Prompt
Only a number is wanted: how many lines in the records below contain "times"?

== Exercise materials

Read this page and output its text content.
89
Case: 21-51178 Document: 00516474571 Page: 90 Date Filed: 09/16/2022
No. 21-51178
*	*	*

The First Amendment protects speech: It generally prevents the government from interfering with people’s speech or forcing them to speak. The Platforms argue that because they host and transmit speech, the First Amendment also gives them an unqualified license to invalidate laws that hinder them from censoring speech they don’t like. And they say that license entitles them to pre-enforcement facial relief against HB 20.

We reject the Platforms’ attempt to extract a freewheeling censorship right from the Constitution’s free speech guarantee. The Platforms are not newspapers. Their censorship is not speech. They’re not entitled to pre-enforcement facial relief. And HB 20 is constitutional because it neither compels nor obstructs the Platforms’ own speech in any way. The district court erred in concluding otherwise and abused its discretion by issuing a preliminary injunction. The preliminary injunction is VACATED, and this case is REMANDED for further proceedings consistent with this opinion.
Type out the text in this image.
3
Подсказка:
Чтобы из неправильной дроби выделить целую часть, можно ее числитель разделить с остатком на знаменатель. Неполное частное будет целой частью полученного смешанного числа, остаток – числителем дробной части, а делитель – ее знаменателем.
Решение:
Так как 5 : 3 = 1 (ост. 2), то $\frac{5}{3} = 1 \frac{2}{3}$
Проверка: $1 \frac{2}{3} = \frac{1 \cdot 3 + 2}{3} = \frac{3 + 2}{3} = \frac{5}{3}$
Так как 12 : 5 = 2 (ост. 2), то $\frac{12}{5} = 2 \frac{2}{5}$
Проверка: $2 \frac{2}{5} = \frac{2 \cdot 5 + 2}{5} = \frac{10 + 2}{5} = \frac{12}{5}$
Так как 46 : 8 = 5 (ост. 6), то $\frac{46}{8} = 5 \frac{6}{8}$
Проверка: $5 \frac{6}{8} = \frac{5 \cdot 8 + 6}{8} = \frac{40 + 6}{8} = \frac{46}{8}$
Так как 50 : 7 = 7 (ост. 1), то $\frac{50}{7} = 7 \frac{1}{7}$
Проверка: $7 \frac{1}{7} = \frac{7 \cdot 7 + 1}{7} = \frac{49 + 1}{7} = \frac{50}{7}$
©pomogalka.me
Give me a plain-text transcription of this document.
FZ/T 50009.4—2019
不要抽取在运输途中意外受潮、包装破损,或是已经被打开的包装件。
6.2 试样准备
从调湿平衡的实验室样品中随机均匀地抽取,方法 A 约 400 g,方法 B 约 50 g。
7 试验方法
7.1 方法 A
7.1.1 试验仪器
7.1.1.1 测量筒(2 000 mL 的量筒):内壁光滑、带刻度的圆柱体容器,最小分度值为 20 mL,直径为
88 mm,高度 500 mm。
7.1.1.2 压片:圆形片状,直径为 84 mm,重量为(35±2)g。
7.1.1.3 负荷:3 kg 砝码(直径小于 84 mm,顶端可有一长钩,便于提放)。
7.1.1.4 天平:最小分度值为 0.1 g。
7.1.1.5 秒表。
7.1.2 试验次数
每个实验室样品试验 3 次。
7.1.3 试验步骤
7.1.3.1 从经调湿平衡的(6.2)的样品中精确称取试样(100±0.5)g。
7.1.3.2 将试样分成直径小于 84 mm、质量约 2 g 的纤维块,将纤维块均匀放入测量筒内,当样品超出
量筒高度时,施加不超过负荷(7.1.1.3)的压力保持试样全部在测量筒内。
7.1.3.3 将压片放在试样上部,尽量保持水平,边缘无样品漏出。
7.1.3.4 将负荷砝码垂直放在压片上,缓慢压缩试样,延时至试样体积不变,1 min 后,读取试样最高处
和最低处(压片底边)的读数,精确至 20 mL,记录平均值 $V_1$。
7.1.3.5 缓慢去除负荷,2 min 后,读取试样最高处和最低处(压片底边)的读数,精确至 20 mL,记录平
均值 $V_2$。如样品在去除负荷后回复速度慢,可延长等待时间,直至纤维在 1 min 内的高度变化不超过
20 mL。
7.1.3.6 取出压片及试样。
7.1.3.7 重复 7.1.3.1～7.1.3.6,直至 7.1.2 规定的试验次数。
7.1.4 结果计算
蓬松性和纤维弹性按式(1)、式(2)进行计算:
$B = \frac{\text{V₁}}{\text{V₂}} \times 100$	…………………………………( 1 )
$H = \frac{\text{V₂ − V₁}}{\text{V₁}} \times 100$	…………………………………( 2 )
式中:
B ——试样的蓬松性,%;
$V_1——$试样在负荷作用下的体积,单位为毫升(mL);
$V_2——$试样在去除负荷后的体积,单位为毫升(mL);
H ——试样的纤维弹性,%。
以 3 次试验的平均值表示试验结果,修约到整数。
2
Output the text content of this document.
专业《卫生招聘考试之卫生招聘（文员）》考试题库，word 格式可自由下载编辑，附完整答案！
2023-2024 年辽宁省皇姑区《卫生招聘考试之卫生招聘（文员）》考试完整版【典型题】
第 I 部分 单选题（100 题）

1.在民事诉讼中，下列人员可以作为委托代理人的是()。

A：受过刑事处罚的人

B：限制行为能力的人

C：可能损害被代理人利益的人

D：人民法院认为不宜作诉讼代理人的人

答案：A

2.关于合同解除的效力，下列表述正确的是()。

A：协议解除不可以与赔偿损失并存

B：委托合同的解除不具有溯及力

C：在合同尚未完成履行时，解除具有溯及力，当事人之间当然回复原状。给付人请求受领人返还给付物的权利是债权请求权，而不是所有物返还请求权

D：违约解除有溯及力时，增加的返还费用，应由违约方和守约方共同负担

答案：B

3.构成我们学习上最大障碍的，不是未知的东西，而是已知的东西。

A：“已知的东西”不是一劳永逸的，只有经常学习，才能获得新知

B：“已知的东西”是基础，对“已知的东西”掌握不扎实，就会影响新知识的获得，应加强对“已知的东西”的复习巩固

====

Solution to the problem
2